- _To be done_: Present every line in which the string "marker" appears.

- _Given data_:
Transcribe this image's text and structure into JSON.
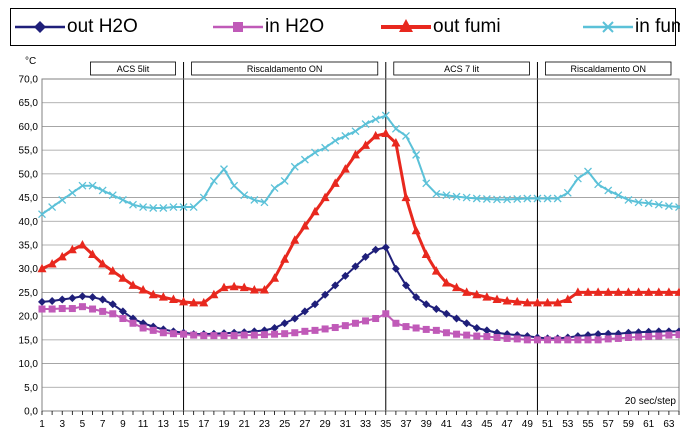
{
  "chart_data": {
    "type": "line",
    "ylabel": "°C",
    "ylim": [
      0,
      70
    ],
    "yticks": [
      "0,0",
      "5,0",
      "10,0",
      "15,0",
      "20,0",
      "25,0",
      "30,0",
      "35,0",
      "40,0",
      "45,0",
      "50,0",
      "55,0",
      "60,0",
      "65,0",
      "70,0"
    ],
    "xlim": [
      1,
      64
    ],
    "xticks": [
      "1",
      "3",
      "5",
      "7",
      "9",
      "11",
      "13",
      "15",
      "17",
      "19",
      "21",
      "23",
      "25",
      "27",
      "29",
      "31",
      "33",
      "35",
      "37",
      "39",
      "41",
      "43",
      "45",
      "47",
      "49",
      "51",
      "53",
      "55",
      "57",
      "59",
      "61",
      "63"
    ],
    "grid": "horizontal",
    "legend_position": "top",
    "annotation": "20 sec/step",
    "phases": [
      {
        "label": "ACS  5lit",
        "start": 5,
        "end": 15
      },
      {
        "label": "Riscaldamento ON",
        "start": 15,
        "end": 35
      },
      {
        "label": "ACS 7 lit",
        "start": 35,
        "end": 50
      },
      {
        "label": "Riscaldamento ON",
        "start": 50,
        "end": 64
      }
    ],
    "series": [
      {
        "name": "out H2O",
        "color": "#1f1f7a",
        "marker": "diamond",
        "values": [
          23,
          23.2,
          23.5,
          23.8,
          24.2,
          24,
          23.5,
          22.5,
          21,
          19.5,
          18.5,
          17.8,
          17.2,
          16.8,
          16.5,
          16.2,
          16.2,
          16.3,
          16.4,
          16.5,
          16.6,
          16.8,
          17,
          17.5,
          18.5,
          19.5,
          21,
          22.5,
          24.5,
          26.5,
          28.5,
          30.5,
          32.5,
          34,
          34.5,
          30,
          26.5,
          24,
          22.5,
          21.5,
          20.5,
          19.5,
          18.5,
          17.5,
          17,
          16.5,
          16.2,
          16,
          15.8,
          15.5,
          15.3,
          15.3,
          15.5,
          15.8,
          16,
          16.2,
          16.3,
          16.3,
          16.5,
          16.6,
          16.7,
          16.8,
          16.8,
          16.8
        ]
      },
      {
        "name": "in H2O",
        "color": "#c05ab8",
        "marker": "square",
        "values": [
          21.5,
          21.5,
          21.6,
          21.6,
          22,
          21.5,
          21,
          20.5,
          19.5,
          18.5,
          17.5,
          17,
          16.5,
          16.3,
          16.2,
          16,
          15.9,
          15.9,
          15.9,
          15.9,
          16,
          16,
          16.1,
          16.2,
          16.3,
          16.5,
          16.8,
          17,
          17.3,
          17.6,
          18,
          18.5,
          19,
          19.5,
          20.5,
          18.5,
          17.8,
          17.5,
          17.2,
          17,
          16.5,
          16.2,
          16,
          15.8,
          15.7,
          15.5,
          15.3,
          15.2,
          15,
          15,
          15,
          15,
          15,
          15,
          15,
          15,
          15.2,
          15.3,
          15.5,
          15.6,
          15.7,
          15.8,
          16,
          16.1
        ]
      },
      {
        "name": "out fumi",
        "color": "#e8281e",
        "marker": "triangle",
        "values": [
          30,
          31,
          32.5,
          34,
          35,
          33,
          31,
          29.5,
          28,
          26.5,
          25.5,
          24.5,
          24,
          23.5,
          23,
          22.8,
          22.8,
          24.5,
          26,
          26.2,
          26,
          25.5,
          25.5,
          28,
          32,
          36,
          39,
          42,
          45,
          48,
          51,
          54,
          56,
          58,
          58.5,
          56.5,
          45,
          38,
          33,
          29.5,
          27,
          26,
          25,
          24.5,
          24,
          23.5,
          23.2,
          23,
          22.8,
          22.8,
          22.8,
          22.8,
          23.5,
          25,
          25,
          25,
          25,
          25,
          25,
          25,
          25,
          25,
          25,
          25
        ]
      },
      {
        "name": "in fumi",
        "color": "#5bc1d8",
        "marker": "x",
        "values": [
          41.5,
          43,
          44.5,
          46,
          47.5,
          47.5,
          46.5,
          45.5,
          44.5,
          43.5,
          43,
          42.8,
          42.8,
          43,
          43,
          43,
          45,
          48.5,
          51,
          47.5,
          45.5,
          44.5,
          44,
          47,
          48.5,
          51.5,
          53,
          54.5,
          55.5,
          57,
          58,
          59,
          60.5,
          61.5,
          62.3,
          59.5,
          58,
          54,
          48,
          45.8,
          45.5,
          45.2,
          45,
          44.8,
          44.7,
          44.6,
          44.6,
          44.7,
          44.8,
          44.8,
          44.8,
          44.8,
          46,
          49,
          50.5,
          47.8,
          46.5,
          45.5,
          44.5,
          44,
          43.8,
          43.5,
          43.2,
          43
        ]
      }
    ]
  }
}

- _Completed task_:
        "marker": "diamond",
        "marker": "square",
        "marker": "triangle",
        "marker": "x",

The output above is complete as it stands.